TASK A =>
In the rows, switch "submission-suffix" to "closing-parenthesis" and write out again only the lines starting at the one containing "results-table: Submission Valence" and ending at the one containing "logo-line-nanyang: NANYANG [1667, 28, 1818, 59]". Leave everything else in them unchanged.

══ SOURCE EXTRACT

Don’t go back to the ‘Sematary’

Miko Hughes played Gage Creed in the original “Pet Sematary.” (image copyright Paramount Pictures)

Before seeing the new Pet Sematary, I thought I’d catch up on the old ones. Not a good idea. Time has not been kind to what were already bad films. Mary Lambert directed both the 1989 original and the unnecessary 1992 sequel (from which Stephen King had his name removed). Hey, I’m all for giving female directors an equal chance to f*#! up a good horror story. The original: 1 star (on 0-5 scale). The sequel: ¾ star.

By the way, the only really good things about either film are the super-creepy, undead toddler and spinal-meningitis sister from the original. Let’s hope the new version can capture the creepiness of those two elements while improving on all the horrible decisions Lambert and her production crew made 30 years ago.

Update (July 2019): Yes, it’s taken me more than three months to see the remake, and as I suspected, it too falls short of the source material.

════
══ EXERCISE MATERIALS

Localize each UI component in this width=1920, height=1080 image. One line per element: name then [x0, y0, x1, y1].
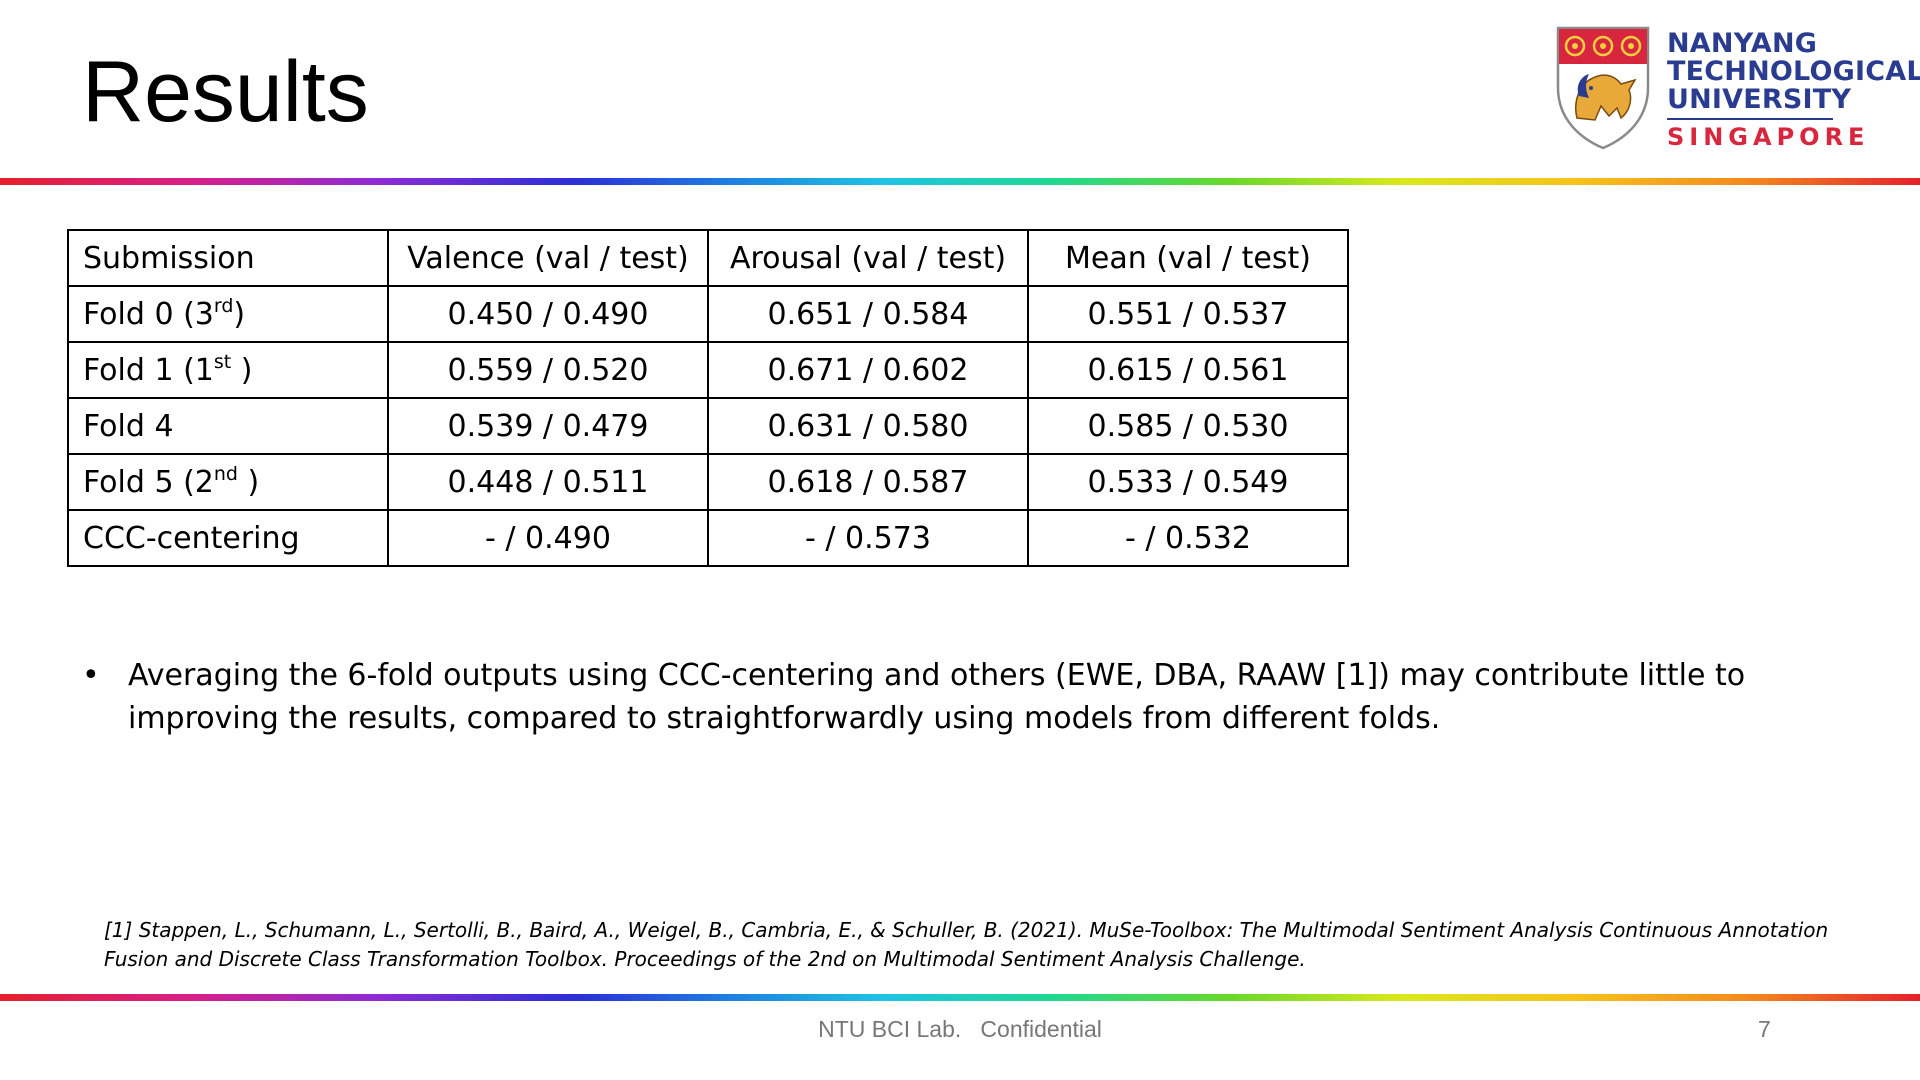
results-table: Submission Valence (val / test) Arousal … [67, 229, 1349, 567]
submission-suffix: ) [237, 464, 260, 500]
valence-cell: 0.539 / 0.479 [387, 397, 709, 455]
logo-line-nanyang: NANYANG [1667, 28, 1818, 59]
mean-cell: - / 0.532 [1027, 509, 1349, 567]
submission-cell: CCC-centering [67, 509, 389, 567]
submission-cell: Fold 0 (3rd) [67, 285, 389, 343]
valence-cell: 0.559 / 0.520 [387, 341, 709, 399]
submission-cell: Fold 4 [67, 397, 389, 455]
bullet-point: • Averaging the 6-fold outputs using CCC… [82, 654, 1802, 740]
logo-line-singapore: SINGAPORE [1667, 123, 1870, 151]
table-row: Fold 5 (2nd ) 0.448 / 0.511 0.618 / 0.58… [67, 453, 1349, 511]
valence-cell: - / 0.490 [387, 509, 709, 567]
arousal-cell: 0.618 / 0.587 [707, 453, 1029, 511]
ntu-logo: NANYANG TECHNOLOGICAL UNIVERSITY SINGAPO… [1555, 26, 1920, 154]
table-header: Mean (val / test) [1027, 229, 1349, 287]
submission-name: Fold 5 (2 [83, 464, 214, 500]
rainbow-divider-bottom [0, 994, 1920, 1001]
arousal-cell: 0.671 / 0.602 [707, 341, 1029, 399]
mean-cell: 0.533 / 0.549 [1027, 453, 1349, 511]
ntu-crest-icon [1556, 26, 1650, 150]
valence-cell: 0.448 / 0.511 [387, 453, 709, 511]
logo-line-university: UNIVERSITY [1667, 84, 1852, 115]
table-header: Valence (val / test) [387, 229, 709, 287]
submission-suffix: ) [231, 352, 253, 388]
submission-name: Fold 0 (3 [83, 296, 214, 332]
page-number: 7 [1758, 1016, 1771, 1042]
submission-cell: Fold 5 (2nd ) [67, 453, 389, 511]
table-header: Submission [67, 229, 389, 287]
logo-line-technological: TECHNOLOGICAL [1667, 56, 1920, 87]
submission-name: Fold 4 [83, 408, 174, 444]
table-row: CCC-centering - / 0.490 - / 0.573 - / 0.… [67, 509, 1349, 567]
ordinal-suffix: rd [213, 294, 234, 317]
table-header: Arousal (val / test) [707, 229, 1029, 287]
table-header-row: Submission Valence (val / test) Arousal … [67, 229, 1349, 287]
footer-text: NTU BCI Lab. Confidential [818, 1016, 1102, 1042]
arousal-cell: 0.651 / 0.584 [707, 285, 1029, 343]
university-name: NANYANG TECHNOLOGICAL UNIVERSITY [1667, 30, 1920, 114]
table-row: Fold 4 0.539 / 0.479 0.631 / 0.580 0.585… [67, 397, 1349, 455]
arousal-cell: - / 0.573 [707, 509, 1029, 567]
submission-name: CCC-centering [83, 520, 300, 556]
mean-cell: 0.615 / 0.561 [1027, 341, 1349, 399]
rainbow-divider-top [0, 178, 1920, 185]
slide-title: Results [82, 44, 369, 140]
valence-cell: 0.450 / 0.490 [387, 285, 709, 343]
logo-divider [1667, 118, 1833, 120]
table-row: Fold 1 (1st ) 0.559 / 0.520 0.671 / 0.60… [67, 341, 1349, 399]
bullet-marker: • [82, 658, 100, 693]
table-row: Fold 0 (3rd) 0.450 / 0.490 0.651 / 0.584… [67, 285, 1349, 343]
submission-name: Fold 1 (1 [83, 352, 214, 388]
bullet-text: Averaging the 6-fold outputs using CCC-c… [128, 658, 1746, 736]
mean-cell: 0.551 / 0.537 [1027, 285, 1349, 343]
mean-cell: 0.585 / 0.530 [1027, 397, 1349, 455]
submission-suffix: ) [233, 296, 246, 332]
ordinal-suffix: nd [213, 462, 238, 485]
arousal-cell: 0.631 / 0.580 [707, 397, 1029, 455]
reference-citation: [1] Stappen, L., Schumann, L., Sertolli,… [104, 918, 1829, 971]
ordinal-suffix: st [213, 350, 232, 373]
submission-cell: Fold 1 (1st ) [67, 341, 389, 399]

════

TASK B =>
According to the review of the Pet Sematary films, which actor played Gage Creed in the original "Pet Sematary"?

COMPLETE OUTPUT A =>
results-table: Submission Valence (val / test) Arousal … [67, 229, 1349, 567]
closing-parenthesis: ) [237, 464, 260, 500]
valence-cell: 0.539 / 0.479 [387, 397, 709, 455]
logo-line-nanyang: NANYANG [1667, 28, 1818, 59]

COMPLETE OUTPUT B =>
Miko Hughes played Gage Creed in the original "Pet Sematary."